» **Aim of the task**
Report how many lines contain the word "något" in the listing that follows. Give nothing besides the number.

....

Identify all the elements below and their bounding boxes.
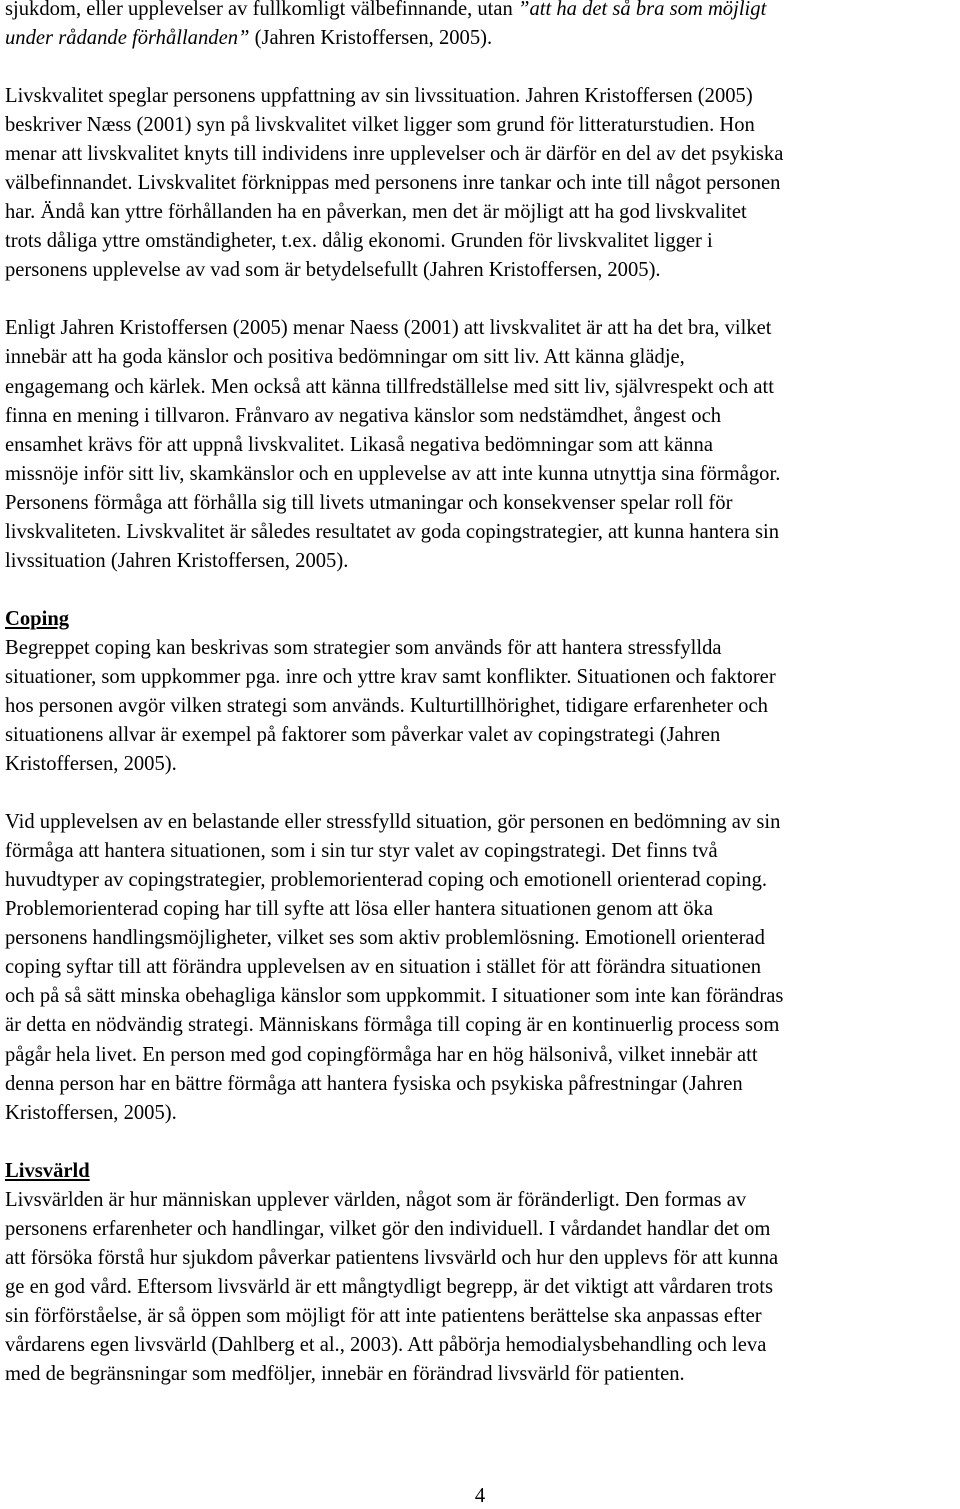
text-line: livskvaliteten. Livskvalitet är således resultatet av goda copingstrategier, att kunna hantera sin <box>5 520 780 543</box>
text-line: Livskvalitet speglar personens uppfattning av sin livssituation. Jahren Kristoffersen (2005) <box>5 85 753 108</box>
text-line: personens upplevelse av vad som är betydelsefullt (Jahren Kristoffersen, 2005). <box>5 259 661 282</box>
text-line: Kristoffersen, 2005). <box>5 1101 177 1124</box>
text-run: (Jahren Kristoffersen, 2005). <box>249 27 493 50</box>
text-line: är detta en nödvändig strategi. Människans förmåga till coping är en kontinuerlig process som <box>5 1014 780 1037</box>
text-line: sin förförståelse, är så öppen som möjligt för att inte patientens berättelse ska anpassas efter <box>5 1304 762 1327</box>
text-line: denna person har en bättre förmåga att hantera fysiska och psykiska påfrestningar (Jahren <box>5 1072 743 1095</box>
text-line: pågår hela livet. En person med god copingförmåga har en hög hälsonivå, vilket innebär att <box>5 1043 758 1066</box>
paragraph-spacer <box>5 576 955 605</box>
text-line: har. Ändå kan yttre förhållanden ha en påverkan, men det är möjligt att ha god livskvalitet <box>5 201 747 224</box>
text-line: Personens förmåga att förhålla sig till livets utmaningar och konsekvenser spelar roll för <box>5 491 733 514</box>
paragraph-intro <box>5 0 955 53</box>
text-line: huvudtyper av copingstrategier, problemorienterad coping och emotionell orienterad coping. <box>5 869 768 892</box>
text-line: att försöka förstå hur sjukdom påverkar patientens livsvärld och hur den upplevs för att kunna <box>5 1246 779 1269</box>
text-line: och på så sätt minska obehagliga känslor som uppkommit. I situationer som inte kan förändras <box>5 985 784 1008</box>
paragraph-coping-2 <box>5 808 955 1128</box>
paragraph-livskvalitet-2 <box>5 314 955 575</box>
text-line <box>5 0 955 24</box>
paragraph-livskvalitet-1 <box>5 82 955 285</box>
text-line: trots dåliga yttre omständigheter, t.ex. dålig ekonomi. Grunden för livskvalitet ligger i <box>5 230 713 253</box>
text-line: Problemorienterad coping har till syfte att lösa eller hantera situationen genom att öka <box>5 898 713 921</box>
text-line: Vid upplevelsen av en belastande eller stressfylld situation, gör personen en bedömning av sin <box>5 811 781 834</box>
text-line: ensamhet krävs för att uppnå livskvalitet. Likaså negativa bedömningar som att känna <box>5 433 713 456</box>
page-number: 4 <box>474 1485 486 1507</box>
text-line: Enligt Jahren Kristoffersen (2005) menar Naess (2001) att livskvalitet är att ha det bra, vilket <box>5 317 772 340</box>
text-line: med de begränsningar som medföljer, innebär en förändrad livsvärld för patienten. <box>5 1362 685 1385</box>
section-coping <box>5 605 955 779</box>
paragraph-spacer <box>5 53 955 82</box>
text-line: hos personen avgör vilken strategi som används. Kulturtillhörighet, tidigare erfarenheter och <box>5 694 768 717</box>
text-line: förmåga att hantera situationen, som i sin tur styr valet av copingstrategi. Det finns två <box>5 840 718 863</box>
text-line <box>5 24 955 53</box>
text-line: innebär att ha goda känslor och positiva bedömningar om sitt liv. Att känna glädje, <box>5 346 685 369</box>
section-heading-coping: Coping <box>5 607 70 630</box>
text-line: personens handlingsmöjligheter, vilket ses som aktiv problemlösning. Emotionell orienterad <box>5 927 765 950</box>
document-page <box>5 0 955 1389</box>
text-line: Kristoffersen, 2005). <box>5 753 177 776</box>
section-livsvarld <box>5 1157 955 1389</box>
paragraph-spacer <box>5 285 955 314</box>
text-line: finna en mening i tillvaron. Frånvaro av negativa känslor som nedstämdhet, ångest och <box>5 404 722 427</box>
italic-quote: under rådande förhållanden” <box>5 27 250 50</box>
paragraph-spacer <box>5 1128 955 1157</box>
text-line: engagemang och kärlek. Men också att känna tillfredställelse med sitt liv, självrespekt och att <box>5 375 774 398</box>
text-line: personens erfarenheter och handlingar, vilket gör den individuell. I vårdandet handlar det om <box>5 1217 771 1240</box>
text-line: livssituation (Jahren Kristoffersen, 2005). <box>5 549 349 572</box>
text-line: beskriver Næss (2001) syn på livskvalitet vilket ligger som grund för litteraturstudien. Hon <box>5 114 755 137</box>
text-line: coping syftar till att förändra upplevelsen av en situation i stället för att förändra situationen <box>5 956 762 979</box>
paragraph-spacer <box>5 779 955 808</box>
text-line: situationens allvar är exempel på faktorer som påverkar valet av copingstrategi (Jahren <box>5 724 721 747</box>
text-run: sjukdom, eller upplevelser av fullkomligt välbefinnande, utan <box>5 0 518 20</box>
text-line: ge en god vård. Eftersom livsvärld är ett mångtydligt begrepp, är det viktigt att vårdaren trots <box>5 1275 774 1298</box>
text-line: missnöje inför sitt liv, skamkänslor och en upplevelse av att inte kunna utnyttja sina förmågor. <box>5 462 781 485</box>
text-line: Begreppet coping kan beskrivas som strategier som används för att hantera stressfyllda <box>5 636 722 659</box>
text-line: vårdarens egen livsvärld (Dahlberg et al., 2003). Att påbörja hemodialysbehandling och leva <box>5 1333 767 1356</box>
italic-quote: ”att ha det så bra som möjligt <box>518 0 767 20</box>
text-line: menar att livskvalitet knyts till individens inre upplevelser och är därför en del av det psykiska <box>5 143 784 166</box>
text-line: situationer, som uppkommer pga. inre och yttre krav samt konflikter. Situationen och faktorer <box>5 665 776 688</box>
section-heading-livsvarld: Livsvärld <box>5 1159 90 1182</box>
text-line: Livsvärlden är hur människan upplever världen, något som är föränderligt. Den formas av <box>5 1188 747 1211</box>
text-line: välbefinnandet. Livskvalitet förknippas med personens inre tankar och inte till något personen <box>5 172 781 195</box>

....

» **Solution to the exercise**
2